§ **Figure contents as structured data**
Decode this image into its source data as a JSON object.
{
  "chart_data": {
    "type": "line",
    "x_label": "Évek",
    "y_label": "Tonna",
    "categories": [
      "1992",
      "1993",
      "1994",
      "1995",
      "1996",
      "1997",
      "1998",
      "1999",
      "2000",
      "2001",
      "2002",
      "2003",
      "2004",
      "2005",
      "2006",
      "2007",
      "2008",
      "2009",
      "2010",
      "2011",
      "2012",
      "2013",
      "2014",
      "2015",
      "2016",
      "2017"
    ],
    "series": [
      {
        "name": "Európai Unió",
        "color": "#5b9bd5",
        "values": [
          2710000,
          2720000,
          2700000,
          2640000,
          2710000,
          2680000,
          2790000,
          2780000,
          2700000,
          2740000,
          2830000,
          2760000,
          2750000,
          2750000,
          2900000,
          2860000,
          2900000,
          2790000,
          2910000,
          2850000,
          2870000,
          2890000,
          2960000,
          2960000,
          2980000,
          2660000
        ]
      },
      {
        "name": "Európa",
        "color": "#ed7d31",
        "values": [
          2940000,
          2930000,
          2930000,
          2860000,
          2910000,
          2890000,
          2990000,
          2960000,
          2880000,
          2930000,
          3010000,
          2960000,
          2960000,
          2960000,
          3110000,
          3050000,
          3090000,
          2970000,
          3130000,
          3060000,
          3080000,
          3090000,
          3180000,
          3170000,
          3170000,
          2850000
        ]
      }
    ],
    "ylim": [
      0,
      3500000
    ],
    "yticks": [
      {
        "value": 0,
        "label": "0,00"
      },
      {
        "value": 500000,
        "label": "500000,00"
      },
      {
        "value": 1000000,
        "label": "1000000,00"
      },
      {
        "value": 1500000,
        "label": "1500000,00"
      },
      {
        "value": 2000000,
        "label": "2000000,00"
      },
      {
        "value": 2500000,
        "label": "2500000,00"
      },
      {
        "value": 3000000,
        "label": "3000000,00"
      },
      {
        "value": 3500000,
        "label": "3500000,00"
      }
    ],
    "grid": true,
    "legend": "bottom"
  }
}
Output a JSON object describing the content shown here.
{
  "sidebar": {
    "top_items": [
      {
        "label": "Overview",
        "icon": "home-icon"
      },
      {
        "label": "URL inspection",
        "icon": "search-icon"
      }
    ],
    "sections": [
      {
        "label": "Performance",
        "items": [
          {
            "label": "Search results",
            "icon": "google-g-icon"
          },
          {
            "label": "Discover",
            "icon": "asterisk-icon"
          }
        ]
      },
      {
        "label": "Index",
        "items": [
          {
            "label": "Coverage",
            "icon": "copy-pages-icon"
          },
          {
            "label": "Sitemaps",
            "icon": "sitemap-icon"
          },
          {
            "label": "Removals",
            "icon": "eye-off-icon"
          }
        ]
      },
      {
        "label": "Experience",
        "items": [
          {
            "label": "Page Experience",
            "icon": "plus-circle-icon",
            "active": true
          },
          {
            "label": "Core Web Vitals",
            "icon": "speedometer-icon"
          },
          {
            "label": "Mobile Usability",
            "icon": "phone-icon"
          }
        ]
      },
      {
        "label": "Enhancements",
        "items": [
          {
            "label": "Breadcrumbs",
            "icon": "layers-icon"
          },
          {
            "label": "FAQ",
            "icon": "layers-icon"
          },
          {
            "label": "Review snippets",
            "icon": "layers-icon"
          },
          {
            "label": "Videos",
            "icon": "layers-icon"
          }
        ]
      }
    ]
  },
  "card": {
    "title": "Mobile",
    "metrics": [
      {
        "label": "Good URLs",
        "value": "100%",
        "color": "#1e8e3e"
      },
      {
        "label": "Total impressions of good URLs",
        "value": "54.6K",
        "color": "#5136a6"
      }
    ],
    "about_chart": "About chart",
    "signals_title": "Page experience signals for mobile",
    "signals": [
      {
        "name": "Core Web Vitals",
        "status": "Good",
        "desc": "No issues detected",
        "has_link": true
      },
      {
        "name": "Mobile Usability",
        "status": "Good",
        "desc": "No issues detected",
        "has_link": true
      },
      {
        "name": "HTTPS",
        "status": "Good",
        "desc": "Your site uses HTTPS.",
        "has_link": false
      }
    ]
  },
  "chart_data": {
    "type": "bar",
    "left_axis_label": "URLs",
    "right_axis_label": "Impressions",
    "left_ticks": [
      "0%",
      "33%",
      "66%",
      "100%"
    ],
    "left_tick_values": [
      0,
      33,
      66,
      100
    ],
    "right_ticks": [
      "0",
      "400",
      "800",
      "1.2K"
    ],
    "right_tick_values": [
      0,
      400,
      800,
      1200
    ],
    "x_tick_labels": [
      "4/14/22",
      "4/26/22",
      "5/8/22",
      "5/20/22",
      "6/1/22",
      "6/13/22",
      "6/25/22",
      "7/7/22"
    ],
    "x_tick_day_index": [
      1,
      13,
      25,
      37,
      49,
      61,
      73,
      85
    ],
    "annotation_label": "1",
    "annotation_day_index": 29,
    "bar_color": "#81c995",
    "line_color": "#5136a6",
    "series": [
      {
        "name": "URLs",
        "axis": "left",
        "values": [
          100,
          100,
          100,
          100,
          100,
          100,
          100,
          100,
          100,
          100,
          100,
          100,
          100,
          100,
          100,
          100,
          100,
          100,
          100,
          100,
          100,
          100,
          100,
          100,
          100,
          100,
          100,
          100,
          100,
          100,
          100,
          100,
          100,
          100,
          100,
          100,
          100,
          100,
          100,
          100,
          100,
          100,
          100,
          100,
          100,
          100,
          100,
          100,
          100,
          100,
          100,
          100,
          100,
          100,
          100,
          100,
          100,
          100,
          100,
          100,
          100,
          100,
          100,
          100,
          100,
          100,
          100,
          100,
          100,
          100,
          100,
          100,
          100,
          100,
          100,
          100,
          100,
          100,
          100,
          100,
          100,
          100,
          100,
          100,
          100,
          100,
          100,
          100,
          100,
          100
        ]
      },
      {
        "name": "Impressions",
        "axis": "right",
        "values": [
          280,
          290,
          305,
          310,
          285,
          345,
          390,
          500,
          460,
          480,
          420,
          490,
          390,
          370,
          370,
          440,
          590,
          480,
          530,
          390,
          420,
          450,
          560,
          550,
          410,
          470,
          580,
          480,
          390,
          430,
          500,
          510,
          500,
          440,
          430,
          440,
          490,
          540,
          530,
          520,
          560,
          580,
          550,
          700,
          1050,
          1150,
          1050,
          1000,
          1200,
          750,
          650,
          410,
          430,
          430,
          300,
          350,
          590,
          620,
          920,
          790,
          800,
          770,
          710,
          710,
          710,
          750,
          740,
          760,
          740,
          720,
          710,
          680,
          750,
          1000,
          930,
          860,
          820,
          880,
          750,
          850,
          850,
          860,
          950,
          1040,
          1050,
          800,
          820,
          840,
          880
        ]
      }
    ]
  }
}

§ **Aim of the task**
Copy the records above exactly as they appear.

§ **Finished task**
Decode this image into its source data as a JSON object.
{
  "chart_data": {
    "type": "line",
    "x_label": "Évek",
    "y_label": "Tonna",
    "categories": [
      "1992",
      "1993",
      "1994",
      "1995",
      "1996",
      "1997",
      "1998",
      "1999",
      "2000",
      "2001",
      "2002",
      "2003",
      "2004",
      "2005",
      "2006",
      "2007",
      "2008",
      "2009",
      "2010",
      "2011",
      "2012",
      "2013",
      "2014",
      "2015",
      "2016",
      "2017"
    ],
    "series": [
      {
        "name": "Európai Unió",
        "color": "#5b9bd5",
        "values": [
          2710000,
          2720000,
          2700000,
          2640000,
          2710000,
          2680000,
          2790000,
          2780000,
          2700000,
          2740000,
          2830000,
          2760000,
          2750000,
          2750000,
          2900000,
          2860000,
          2900000,
          2790000,
          2910000,
          2850000,
          2870000,
          2890000,
          2960000,
          2960000,
          2980000,
          2660000
        ]
      },
      {
        "name": "Európa",
        "color": "#ed7d31",
        "values": [
          2940000,
          2930000,
          2930000,
          2860000,
          2910000,
          2890000,
          2990000,
          2960000,
          2880000,
          2930000,
          3010000,
          2960000,
          2960000,
          2960000,
          3110000,
          3050000,
          3090000,
          2970000,
          3130000,
          3060000,
          3080000,
          3090000,
          3180000,
          3170000,
          3170000,
          2850000
        ]
      }
    ],
    "ylim": [
      0,
      3500000
    ],
    "yticks": [
      {
        "value": 0,
        "label": "0,00"
      },
      {
        "value": 500000,
        "label": "500000,00"
      },
      {
        "value": 1000000,
        "label": "1000000,00"
      },
      {
        "value": 1500000,
        "label": "1500000,00"
      },
      {
        "value": 2000000,
        "label": "2000000,00"
      },
      {
        "value": 2500000,
        "label": "2500000,00"
      },
      {
        "value": 3000000,
        "label": "3000000,00"
      },
      {
        "value": 3500000,
        "label": "3500000,00"
      }
    ],
    "grid": true,
    "legend": "bottom"
  }
}
Output a JSON object describing the content shown here.
{
  "sidebar": {
    "top_items": [
      {
        "label": "Overview",
        "icon": "home-icon"
      },
      {
        "label": "URL inspection",
        "icon": "search-icon"
      }
    ],
    "sections": [
      {
        "label": "Performance",
        "items": [
          {
            "label": "Search results",
            "icon": "google-g-icon"
          },
          {
            "label": "Discover",
            "icon": "asterisk-icon"
          }
        ]
      },
      {
        "label": "Index",
        "items": [
          {
            "label": "Coverage",
            "icon": "copy-pages-icon"
          },
          {
            "label": "Sitemaps",
            "icon": "sitemap-icon"
          },
          {
            "label": "Removals",
            "icon": "eye-off-icon"
          }
        ]
      },
      {
        "label": "Experience",
        "items": [
          {
            "label": "Page Experience",
            "icon": "plus-circle-icon",
            "active": true
          },
          {
            "label": "Core Web Vitals",
            "icon": "speedometer-icon"
          },
          {
            "label": "Mobile Usability",
            "icon": "phone-icon"
          }
        ]
      },
      {
        "label": "Enhancements",
        "items": [
          {
            "label": "Breadcrumbs",
            "icon": "layers-icon"
          },
          {
            "label": "FAQ",
            "icon": "layers-icon"
          },
          {
            "label": "Review snippets",
            "icon": "layers-icon"
          },
          {
            "label": "Videos",
            "icon": "layers-icon"
          }
        ]
      }
    ]
  },
  "card": {
    "title": "Mobile",
    "metrics": [
      {
        "label": "Good URLs",
        "value": "100%",
        "color": "#1e8e3e"
      },
      {
        "label": "Total impressions of good URLs",
        "value": "54.6K",
        "color": "#5136a6"
      }
    ],
    "about_chart": "About chart",
    "signals_title": "Page experience signals for mobile",
    "signals": [
      {
        "name": "Core Web Vitals",
        "status": "Good",
        "desc": "No issues detected",
        "has_link": true
      },
      {
        "name": "Mobile Usability",
        "status": "Good",
        "desc": "No issues detected",
        "has_link": true
      },
      {
        "name": "HTTPS",
        "status": "Good",
        "desc": "Your site uses HTTPS.",
        "has_link": false
      }
    ]
  },
  "chart_data": {
    "type": "bar",
    "left_axis_label": "URLs",
    "right_axis_label": "Impressions",
    "left_ticks": [
      "0%",
      "33%",
      "66%",
      "100%"
    ],
    "left_tick_values": [
      0,
      33,
      66,
      100
    ],
    "right_ticks": [
      "0",
      "400",
      "800",
      "1.2K"
    ],
    "right_tick_values": [
      0,
      400,
      800,
      1200
    ],
    "x_tick_labels": [
      "4/14/22",
      "4/26/22",
      "5/8/22",
      "5/20/22",
      "6/1/22",
      "6/13/22",
      "6/25/22",
      "7/7/22"
    ],
    "x_tick_day_index": [
      1,
      13,
      25,
      37,
      49,
      61,
      73,
      85
    ],
    "annotation_label": "1",
    "annotation_day_index": 29,
    "bar_color": "#81c995",
    "line_color": "#5136a6",
    "series": [
      {
        "name": "URLs",
        "axis": "left",
        "values": [
          100,
          100,
          100,
          100,
          100,
          100,
          100,
          100,
          100,
          100,
          100,
          100,
          100,
          100,
          100,
          100,
          100,
          100,
          100,
          100,
          100,
          100,
          100,
          100,
          100,
          100,
          100,
          100,
          100,
          100,
          100,
          100,
          100,
          100,
          100,
          100,
          100,
          100,
          100,
          100,
          100,
          100,
          100,
          100,
          100,
          100,
          100,
          100,
          100,
          100,
          100,
          100,
          100,
          100,
          100,
          100,
          100,
          100,
          100,
          100,
          100,
          100,
          100,
          100,
          100,
          100,
          100,
          100,
          100,
          100,
          100,
          100,
          100,
          100,
          100,
          100,
          100,
          100,
          100,
          100,
          100,
          100,
          100,
          100,
          100,
          100,
          100,
          100,
          100,
          100
        ]
      },
      {
        "name": "Impressions",
        "axis": "right",
        "values": [
          280,
          290,
          305,
          310,
          285,
          345,
          390,
          500,
          460,
          480,
          420,
          490,
          390,
          370,
          370,
          440,
          590,
          480,
          530,
          390,
          420,
          450,
          560,
          550,
          410,
          470,
          580,
          480,
          390,
          430,
          500,
          510,
          500,
          440,
          430,
          440,
          490,
          540,
          530,
          520,
          560,
          580,
          550,
          700,
          1050,
          1150,
          1050,
          1000,
          1200,
          750,
          650,
          410,
          430,
          430,
          300,
          350,
          590,
          620,
          920,
          790,
          800,
          770,
          710,
          710,
          710,
          750,
          740,
          760,
          740,
          720,
          710,
          680,
          750,
          1000,
          930,
          860,
          820,
          880,
          750,
          850,
          850,
          860,
          950,
          1040,
          1050,
          800,
          820,
          840,
          880
        ]
      }
    ]
  }
}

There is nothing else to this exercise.